# [WORK TO BE COMPLETED]
Each line containing the word "text" must be collected.

^^^^^^^^^^^^^^^^

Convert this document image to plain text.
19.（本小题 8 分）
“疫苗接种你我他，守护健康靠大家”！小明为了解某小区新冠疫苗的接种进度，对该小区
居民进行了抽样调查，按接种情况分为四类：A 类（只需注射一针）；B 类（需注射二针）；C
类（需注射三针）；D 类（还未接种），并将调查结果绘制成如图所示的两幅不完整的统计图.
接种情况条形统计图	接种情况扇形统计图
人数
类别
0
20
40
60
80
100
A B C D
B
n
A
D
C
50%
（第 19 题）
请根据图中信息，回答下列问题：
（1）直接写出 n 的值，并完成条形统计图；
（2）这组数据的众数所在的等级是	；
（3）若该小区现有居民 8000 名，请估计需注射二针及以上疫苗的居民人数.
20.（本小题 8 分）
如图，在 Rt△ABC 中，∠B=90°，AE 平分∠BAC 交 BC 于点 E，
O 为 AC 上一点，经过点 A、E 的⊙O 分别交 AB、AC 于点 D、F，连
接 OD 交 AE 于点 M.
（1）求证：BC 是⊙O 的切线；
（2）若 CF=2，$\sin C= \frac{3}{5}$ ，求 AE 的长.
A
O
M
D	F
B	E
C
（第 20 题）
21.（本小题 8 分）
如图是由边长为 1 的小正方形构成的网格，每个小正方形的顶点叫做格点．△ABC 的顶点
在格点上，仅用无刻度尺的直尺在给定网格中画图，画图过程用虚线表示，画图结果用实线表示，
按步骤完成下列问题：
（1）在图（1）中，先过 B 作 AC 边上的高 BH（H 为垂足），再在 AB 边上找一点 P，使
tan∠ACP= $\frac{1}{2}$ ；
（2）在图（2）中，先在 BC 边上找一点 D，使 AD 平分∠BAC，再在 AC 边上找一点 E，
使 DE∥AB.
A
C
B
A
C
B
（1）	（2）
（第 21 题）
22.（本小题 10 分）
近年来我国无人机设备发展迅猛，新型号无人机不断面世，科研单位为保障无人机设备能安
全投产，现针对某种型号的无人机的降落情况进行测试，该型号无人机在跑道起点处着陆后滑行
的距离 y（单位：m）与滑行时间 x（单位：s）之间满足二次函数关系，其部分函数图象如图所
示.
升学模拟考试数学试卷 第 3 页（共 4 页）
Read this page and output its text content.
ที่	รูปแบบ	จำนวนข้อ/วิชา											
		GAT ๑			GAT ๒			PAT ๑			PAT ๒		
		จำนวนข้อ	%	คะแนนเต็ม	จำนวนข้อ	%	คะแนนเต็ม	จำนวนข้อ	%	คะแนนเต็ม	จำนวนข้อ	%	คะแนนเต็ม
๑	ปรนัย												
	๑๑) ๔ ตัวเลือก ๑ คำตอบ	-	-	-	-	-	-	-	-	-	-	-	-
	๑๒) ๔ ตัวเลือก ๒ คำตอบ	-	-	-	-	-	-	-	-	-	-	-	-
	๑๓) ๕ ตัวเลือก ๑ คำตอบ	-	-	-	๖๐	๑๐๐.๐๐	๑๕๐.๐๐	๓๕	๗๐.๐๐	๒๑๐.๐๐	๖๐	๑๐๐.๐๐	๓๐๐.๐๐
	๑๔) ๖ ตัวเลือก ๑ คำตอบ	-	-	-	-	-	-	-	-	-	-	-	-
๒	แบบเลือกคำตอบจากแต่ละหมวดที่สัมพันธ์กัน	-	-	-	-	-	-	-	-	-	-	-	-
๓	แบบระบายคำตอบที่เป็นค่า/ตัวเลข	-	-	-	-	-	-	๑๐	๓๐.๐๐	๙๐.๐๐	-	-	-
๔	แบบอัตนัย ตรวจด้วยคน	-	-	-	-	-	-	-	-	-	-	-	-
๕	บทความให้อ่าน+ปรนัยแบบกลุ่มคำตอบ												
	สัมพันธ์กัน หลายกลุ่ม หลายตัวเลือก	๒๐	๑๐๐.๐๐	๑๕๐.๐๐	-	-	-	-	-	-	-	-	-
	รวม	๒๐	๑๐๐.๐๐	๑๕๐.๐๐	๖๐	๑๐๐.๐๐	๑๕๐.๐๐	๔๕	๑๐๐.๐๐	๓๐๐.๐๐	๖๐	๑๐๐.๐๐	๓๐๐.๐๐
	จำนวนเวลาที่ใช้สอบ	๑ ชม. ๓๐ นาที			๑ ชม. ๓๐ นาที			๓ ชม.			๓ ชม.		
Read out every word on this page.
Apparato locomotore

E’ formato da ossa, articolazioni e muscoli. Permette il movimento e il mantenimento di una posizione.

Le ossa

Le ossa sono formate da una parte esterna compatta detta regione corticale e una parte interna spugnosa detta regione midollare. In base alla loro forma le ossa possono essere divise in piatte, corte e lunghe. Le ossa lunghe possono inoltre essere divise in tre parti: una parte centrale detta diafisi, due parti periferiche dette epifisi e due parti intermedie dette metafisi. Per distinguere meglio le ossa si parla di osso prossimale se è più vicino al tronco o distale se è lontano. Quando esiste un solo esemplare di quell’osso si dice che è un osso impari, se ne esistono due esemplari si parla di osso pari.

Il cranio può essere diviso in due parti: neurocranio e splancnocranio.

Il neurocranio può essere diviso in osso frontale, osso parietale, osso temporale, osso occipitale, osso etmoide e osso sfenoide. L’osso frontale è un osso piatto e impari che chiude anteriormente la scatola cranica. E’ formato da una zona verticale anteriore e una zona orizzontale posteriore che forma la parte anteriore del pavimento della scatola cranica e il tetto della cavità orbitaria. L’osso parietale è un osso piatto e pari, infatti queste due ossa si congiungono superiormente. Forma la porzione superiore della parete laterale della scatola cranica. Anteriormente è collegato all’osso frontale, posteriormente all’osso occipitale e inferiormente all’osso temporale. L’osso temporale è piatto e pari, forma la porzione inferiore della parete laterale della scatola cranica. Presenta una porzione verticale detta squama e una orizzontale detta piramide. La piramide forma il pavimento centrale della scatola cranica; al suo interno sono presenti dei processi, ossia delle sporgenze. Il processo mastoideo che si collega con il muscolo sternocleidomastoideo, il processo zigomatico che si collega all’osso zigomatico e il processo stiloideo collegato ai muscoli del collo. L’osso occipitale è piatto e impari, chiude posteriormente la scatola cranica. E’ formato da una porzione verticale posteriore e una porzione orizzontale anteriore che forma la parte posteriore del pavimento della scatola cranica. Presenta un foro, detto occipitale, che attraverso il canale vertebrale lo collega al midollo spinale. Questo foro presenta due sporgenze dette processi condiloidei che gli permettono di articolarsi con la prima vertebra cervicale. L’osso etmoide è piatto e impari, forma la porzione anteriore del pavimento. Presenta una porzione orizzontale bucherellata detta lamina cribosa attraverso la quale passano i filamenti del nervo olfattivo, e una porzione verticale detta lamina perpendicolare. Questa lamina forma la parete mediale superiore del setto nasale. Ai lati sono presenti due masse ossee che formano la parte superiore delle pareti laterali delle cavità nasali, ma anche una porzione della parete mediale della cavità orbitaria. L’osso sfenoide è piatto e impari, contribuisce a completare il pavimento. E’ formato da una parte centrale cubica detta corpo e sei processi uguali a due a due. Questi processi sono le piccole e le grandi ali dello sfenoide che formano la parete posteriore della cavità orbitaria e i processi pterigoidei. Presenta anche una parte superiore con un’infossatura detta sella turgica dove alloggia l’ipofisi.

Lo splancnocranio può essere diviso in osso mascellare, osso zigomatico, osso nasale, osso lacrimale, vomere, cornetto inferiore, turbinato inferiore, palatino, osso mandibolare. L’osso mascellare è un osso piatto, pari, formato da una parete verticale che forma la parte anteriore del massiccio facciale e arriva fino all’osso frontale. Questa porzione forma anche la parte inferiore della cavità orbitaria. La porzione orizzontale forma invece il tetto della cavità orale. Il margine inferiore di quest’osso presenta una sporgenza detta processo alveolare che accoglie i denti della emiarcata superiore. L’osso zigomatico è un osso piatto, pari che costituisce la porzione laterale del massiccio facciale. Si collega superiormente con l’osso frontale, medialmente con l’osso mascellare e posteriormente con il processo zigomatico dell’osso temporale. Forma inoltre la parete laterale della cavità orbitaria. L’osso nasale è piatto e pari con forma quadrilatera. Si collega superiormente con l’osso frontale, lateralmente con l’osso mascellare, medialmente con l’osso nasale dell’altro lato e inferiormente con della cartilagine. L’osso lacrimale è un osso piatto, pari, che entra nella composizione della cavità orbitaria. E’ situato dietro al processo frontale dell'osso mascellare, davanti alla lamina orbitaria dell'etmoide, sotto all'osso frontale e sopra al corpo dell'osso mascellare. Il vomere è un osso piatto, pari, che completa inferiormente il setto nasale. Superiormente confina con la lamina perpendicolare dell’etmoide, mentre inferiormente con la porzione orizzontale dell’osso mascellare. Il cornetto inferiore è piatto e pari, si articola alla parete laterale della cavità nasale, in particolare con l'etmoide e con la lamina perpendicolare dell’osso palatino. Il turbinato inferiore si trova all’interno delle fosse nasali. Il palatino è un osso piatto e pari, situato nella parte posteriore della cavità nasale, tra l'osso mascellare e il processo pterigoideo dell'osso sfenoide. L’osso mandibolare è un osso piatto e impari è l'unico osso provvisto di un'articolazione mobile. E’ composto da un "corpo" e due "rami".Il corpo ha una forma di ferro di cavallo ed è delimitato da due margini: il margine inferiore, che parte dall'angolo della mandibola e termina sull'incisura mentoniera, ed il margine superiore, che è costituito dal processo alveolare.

^^^^^^^^^^^^^^^^

# [OUTPUT OF THE TASK]
Convert this document image to plain text.
Read this page and output its text content.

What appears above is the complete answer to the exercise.